(Dataset records on visual material)

—————

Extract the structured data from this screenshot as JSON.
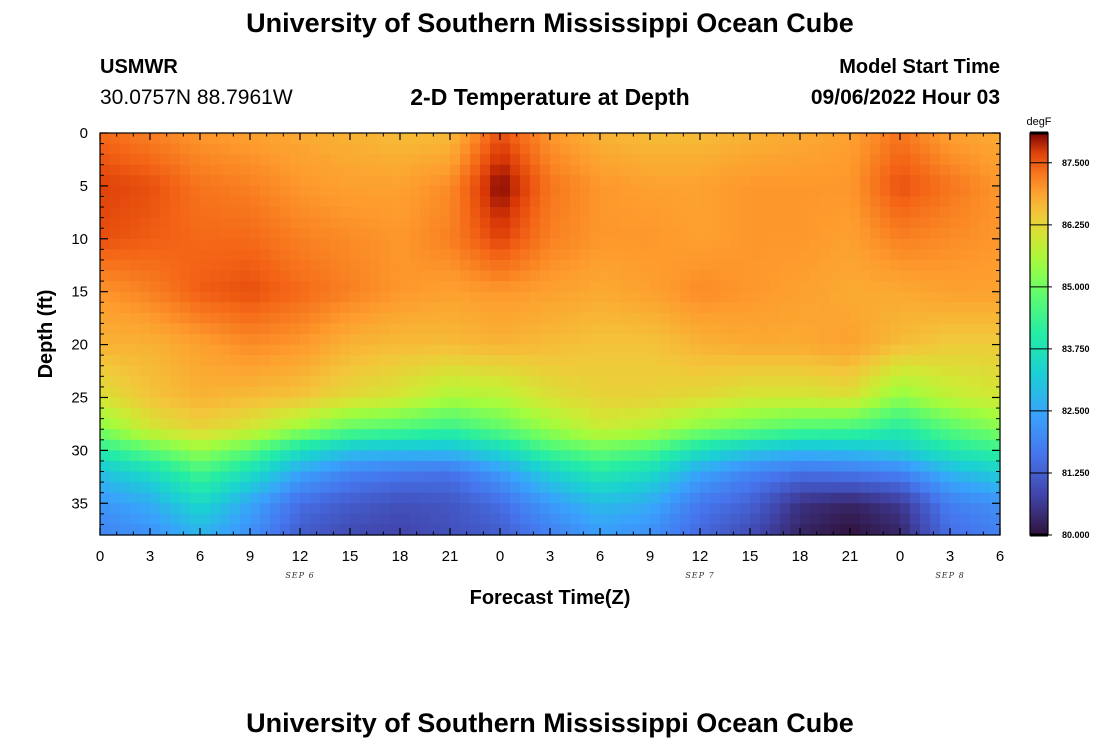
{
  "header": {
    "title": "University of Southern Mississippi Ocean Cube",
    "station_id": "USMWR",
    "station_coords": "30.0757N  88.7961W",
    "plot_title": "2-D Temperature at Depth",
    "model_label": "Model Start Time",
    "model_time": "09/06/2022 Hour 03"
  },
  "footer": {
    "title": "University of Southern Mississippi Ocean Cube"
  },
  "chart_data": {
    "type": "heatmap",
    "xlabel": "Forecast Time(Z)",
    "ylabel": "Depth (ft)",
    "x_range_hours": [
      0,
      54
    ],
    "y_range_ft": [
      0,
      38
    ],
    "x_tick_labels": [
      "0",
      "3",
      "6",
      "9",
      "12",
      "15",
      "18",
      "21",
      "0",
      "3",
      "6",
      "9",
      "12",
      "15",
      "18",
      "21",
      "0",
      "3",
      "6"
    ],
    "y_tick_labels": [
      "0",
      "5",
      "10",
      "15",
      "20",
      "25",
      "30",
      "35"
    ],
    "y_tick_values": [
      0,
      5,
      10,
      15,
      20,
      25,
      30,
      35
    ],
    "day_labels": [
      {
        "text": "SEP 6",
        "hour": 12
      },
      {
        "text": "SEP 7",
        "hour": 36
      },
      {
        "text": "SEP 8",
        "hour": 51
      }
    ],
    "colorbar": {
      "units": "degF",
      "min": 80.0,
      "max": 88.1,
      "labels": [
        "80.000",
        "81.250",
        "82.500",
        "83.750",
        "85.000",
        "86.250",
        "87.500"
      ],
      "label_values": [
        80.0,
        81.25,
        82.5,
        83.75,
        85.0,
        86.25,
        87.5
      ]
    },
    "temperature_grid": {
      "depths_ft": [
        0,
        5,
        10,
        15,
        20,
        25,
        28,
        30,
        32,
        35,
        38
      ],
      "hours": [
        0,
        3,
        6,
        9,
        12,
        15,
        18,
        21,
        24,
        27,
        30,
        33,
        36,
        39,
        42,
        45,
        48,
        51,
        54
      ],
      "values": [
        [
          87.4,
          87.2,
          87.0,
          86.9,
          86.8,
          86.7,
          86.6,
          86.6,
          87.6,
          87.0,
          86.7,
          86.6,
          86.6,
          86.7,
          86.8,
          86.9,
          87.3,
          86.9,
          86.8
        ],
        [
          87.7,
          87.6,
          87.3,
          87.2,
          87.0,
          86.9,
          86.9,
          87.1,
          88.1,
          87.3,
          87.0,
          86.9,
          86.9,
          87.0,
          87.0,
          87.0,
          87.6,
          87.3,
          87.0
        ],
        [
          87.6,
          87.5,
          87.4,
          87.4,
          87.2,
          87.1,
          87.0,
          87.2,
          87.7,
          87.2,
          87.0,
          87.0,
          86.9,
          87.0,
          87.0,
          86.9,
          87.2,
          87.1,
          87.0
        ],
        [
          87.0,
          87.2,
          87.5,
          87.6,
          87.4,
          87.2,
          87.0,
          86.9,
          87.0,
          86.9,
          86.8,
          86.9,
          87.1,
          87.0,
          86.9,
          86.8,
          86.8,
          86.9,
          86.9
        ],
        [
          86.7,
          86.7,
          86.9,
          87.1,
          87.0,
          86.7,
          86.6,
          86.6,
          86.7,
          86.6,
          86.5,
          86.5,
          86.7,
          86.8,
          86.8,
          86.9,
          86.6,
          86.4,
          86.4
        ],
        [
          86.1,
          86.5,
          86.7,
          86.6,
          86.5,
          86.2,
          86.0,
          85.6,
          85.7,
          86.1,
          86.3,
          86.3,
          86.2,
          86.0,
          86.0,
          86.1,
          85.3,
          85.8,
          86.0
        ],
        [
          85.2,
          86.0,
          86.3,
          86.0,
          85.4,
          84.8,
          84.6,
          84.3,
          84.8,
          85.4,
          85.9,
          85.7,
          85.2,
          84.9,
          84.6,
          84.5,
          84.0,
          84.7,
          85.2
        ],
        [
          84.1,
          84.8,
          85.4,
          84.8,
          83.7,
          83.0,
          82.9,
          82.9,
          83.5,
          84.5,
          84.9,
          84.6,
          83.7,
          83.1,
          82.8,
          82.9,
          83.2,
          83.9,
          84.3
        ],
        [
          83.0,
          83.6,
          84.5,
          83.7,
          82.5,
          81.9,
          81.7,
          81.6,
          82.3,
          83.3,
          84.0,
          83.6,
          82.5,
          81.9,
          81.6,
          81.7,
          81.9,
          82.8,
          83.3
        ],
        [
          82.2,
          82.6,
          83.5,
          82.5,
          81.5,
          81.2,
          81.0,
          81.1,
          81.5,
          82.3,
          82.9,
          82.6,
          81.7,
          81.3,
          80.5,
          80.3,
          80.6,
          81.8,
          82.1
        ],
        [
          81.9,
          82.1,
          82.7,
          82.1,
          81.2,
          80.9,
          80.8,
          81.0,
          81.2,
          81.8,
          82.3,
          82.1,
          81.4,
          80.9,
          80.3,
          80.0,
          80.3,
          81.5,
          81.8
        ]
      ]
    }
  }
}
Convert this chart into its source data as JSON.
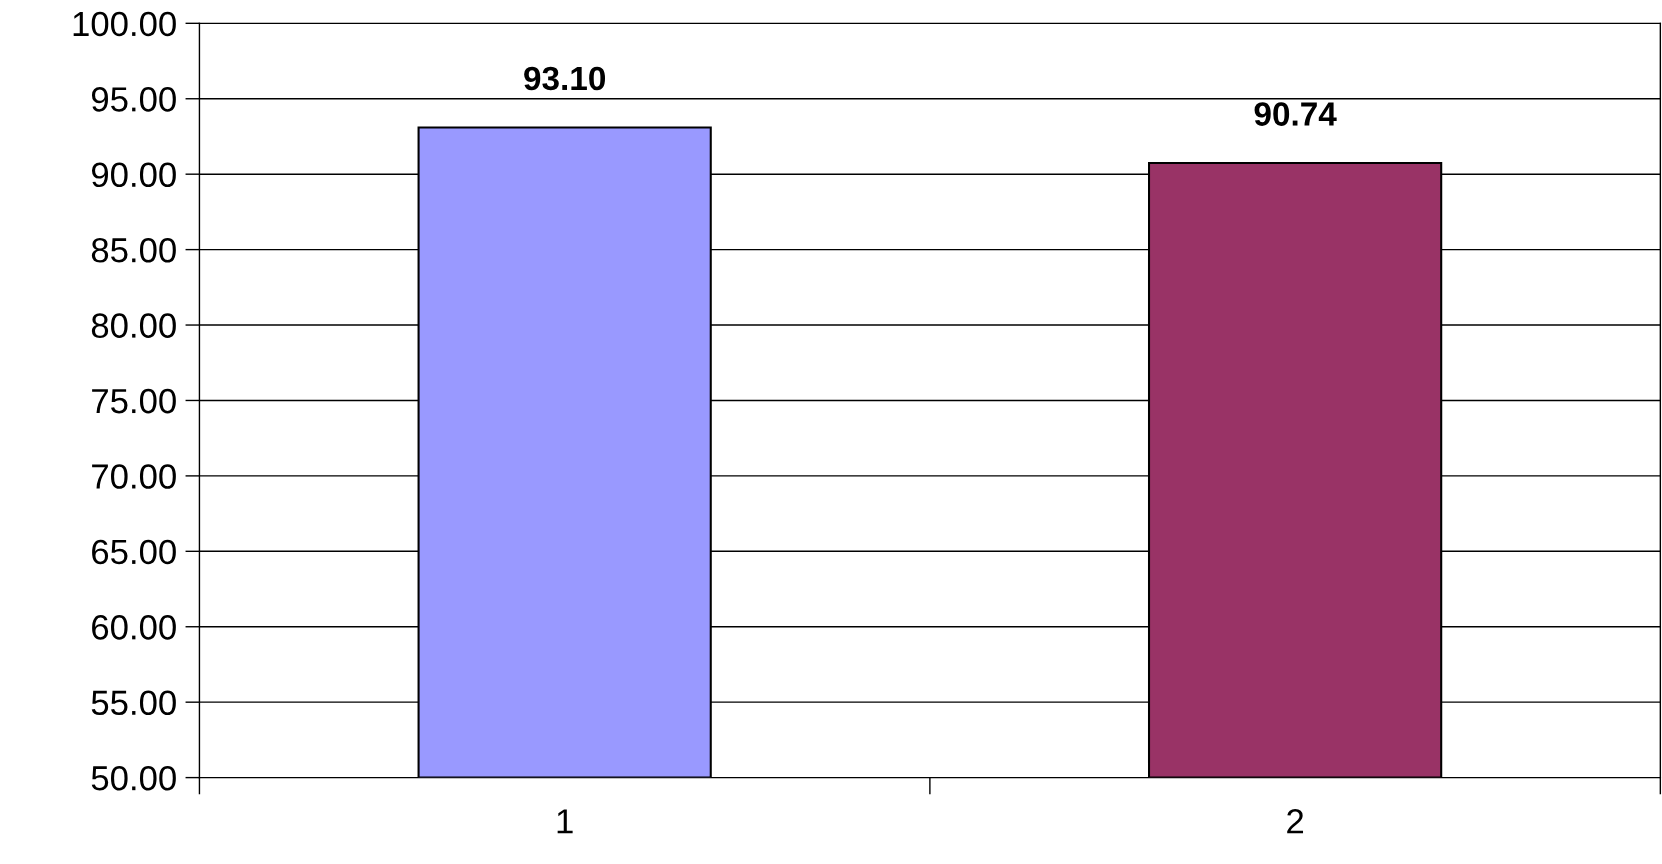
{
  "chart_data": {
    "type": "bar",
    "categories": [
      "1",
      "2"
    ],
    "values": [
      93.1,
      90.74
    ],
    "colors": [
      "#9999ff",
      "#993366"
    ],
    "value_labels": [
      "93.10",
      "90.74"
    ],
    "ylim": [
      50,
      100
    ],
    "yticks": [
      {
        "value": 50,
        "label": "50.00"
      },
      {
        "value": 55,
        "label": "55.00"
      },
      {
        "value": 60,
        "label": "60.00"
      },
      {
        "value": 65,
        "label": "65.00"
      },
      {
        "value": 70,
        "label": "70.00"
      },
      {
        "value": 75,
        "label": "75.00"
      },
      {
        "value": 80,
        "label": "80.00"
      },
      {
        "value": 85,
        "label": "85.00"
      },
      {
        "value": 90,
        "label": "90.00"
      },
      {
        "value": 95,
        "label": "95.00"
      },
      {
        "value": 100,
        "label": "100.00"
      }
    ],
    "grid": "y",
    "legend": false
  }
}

—————

Challenge: Your answer should be a single number: the count of lines holding the word "Mississippi".

Finished exercise: 2